++++ SOURCE RECORDS

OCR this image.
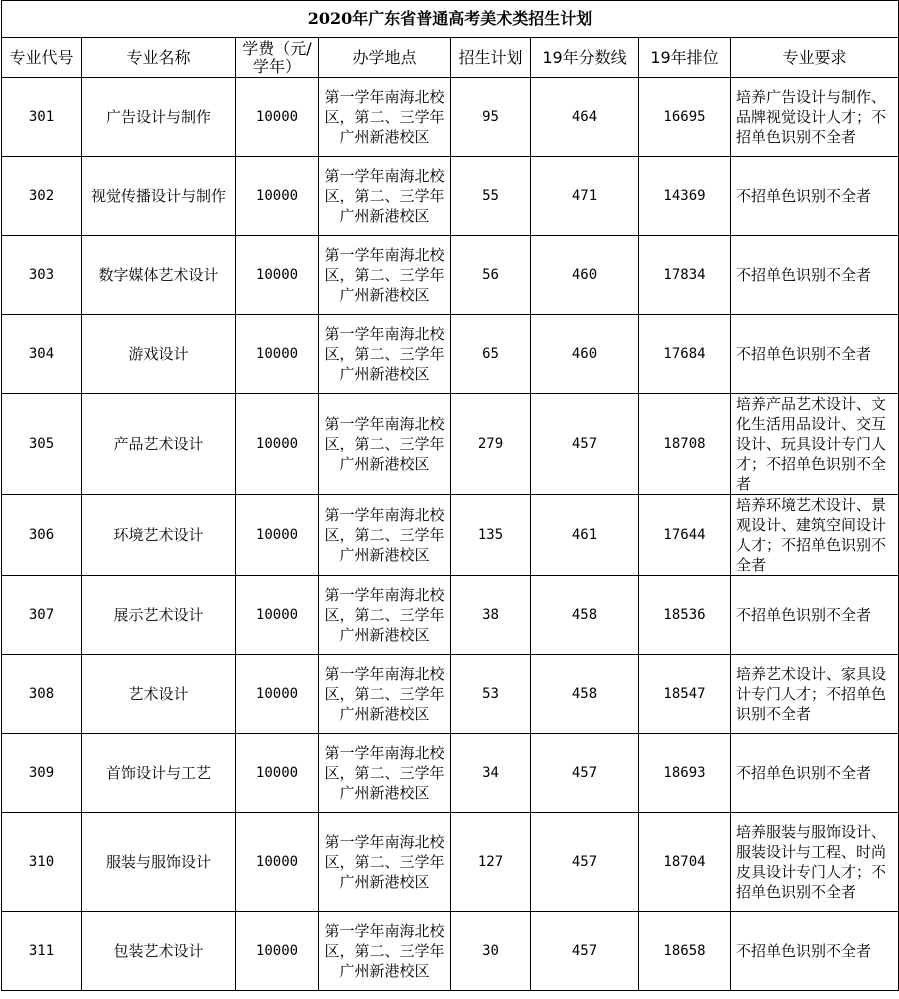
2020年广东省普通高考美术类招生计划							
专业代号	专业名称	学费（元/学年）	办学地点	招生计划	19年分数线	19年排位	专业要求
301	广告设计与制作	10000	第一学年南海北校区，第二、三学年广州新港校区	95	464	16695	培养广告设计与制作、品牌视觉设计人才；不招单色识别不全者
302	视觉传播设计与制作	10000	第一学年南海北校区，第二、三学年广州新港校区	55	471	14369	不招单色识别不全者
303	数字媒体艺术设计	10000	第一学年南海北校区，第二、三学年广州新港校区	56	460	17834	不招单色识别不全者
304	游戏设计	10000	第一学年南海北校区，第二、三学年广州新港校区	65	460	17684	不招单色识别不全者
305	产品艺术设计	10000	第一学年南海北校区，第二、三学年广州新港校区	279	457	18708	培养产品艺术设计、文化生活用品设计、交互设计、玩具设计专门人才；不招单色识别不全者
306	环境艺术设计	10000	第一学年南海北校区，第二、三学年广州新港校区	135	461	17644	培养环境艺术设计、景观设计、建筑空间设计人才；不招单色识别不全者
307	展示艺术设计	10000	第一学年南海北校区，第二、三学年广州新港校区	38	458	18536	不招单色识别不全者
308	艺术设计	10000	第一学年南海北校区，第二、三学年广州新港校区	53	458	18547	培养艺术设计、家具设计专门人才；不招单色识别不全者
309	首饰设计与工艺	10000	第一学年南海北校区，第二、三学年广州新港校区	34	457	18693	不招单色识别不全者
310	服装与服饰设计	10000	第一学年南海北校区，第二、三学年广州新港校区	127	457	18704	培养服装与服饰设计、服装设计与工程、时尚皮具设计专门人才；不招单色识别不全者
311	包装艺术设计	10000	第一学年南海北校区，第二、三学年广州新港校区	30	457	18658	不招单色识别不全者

++++++++

GOAL: Restate each of the entries above word for word and skip every image.

FULL ANSWER:
OCR this image.
2020年广东省普通高考美术类招生计划							
专业代号	专业名称	学费（元/学年）	办学地点	招生计划	19年分数线	19年排位	专业要求
301	广告设计与制作	10000	第一学年南海北校区，第二、三学年广州新港校区	95	464	16695	培养广告设计与制作、品牌视觉设计人才；不招单色识别不全者
302	视觉传播设计与制作	10000	第一学年南海北校区，第二、三学年广州新港校区	55	471	14369	不招单色识别不全者
303	数字媒体艺术设计	10000	第一学年南海北校区，第二、三学年广州新港校区	56	460	17834	不招单色识别不全者
304	游戏设计	10000	第一学年南海北校区，第二、三学年广州新港校区	65	460	17684	不招单色识别不全者
305	产品艺术设计	10000	第一学年南海北校区，第二、三学年广州新港校区	279	457	18708	培养产品艺术设计、文化生活用品设计、交互设计、玩具设计专门人才；不招单色识别不全者
306	环境艺术设计	10000	第一学年南海北校区，第二、三学年广州新港校区	135	461	17644	培养环境艺术设计、景观设计、建筑空间设计人才；不招单色识别不全者
307	展示艺术设计	10000	第一学年南海北校区，第二、三学年广州新港校区	38	458	18536	不招单色识别不全者
308	艺术设计	10000	第一学年南海北校区，第二、三学年广州新港校区	53	458	18547	培养艺术设计、家具设计专门人才；不招单色识别不全者
309	首饰设计与工艺	10000	第一学年南海北校区，第二、三学年广州新港校区	34	457	18693	不招单色识别不全者
310	服装与服饰设计	10000	第一学年南海北校区，第二、三学年广州新港校区	127	457	18704	培养服装与服饰设计、服装设计与工程、时尚皮具设计专门人才；不招单色识别不全者
311	包装艺术设计	10000	第一学年南海北校区，第二、三学年广州新港校区	30	457	18658	不招单色识别不全者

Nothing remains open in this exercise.